## Start PROVIDED ENTRIES

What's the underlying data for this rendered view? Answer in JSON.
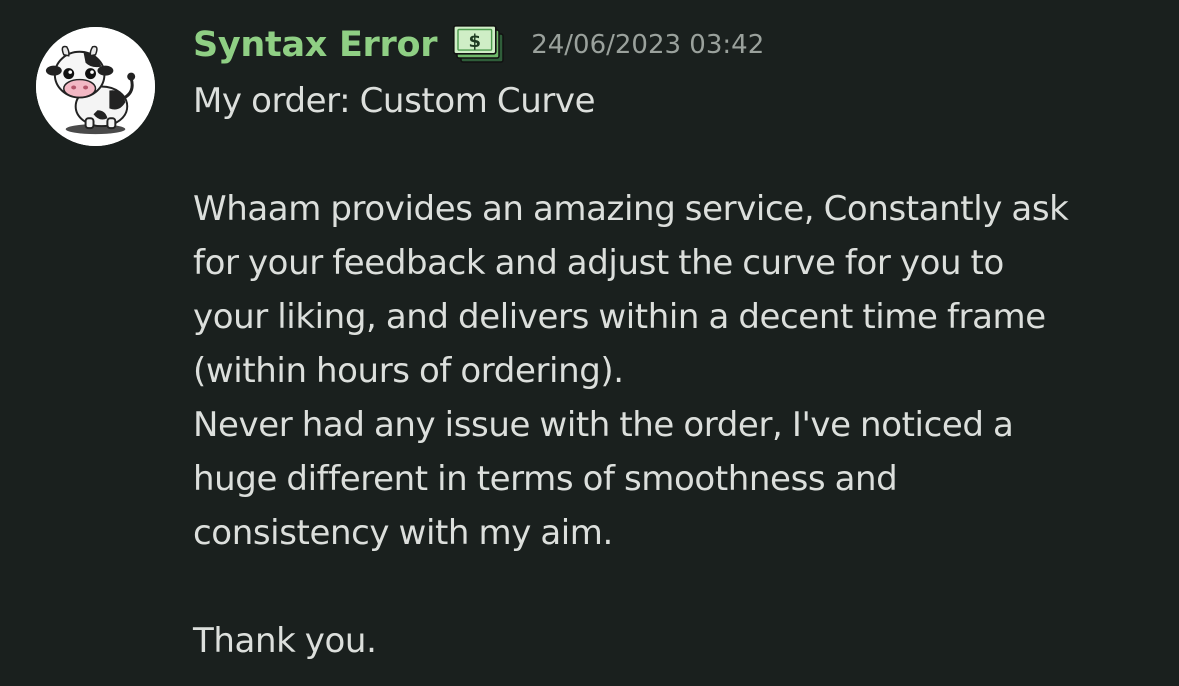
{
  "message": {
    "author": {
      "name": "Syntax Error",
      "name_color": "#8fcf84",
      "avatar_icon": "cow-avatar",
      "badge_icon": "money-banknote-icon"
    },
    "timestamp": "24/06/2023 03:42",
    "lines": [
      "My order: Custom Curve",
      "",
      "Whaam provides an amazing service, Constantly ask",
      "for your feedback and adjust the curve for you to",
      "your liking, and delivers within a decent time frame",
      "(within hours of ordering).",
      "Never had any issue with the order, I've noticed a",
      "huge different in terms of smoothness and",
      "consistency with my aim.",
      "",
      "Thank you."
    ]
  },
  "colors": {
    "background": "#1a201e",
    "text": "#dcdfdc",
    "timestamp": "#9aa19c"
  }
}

## End PROVIDED ENTRIES

In the entries above, find each line with the word "your" and copy it.

      "for your feedback and adjust the curve for you to",
      "your liking, and delivers within a decent time frame",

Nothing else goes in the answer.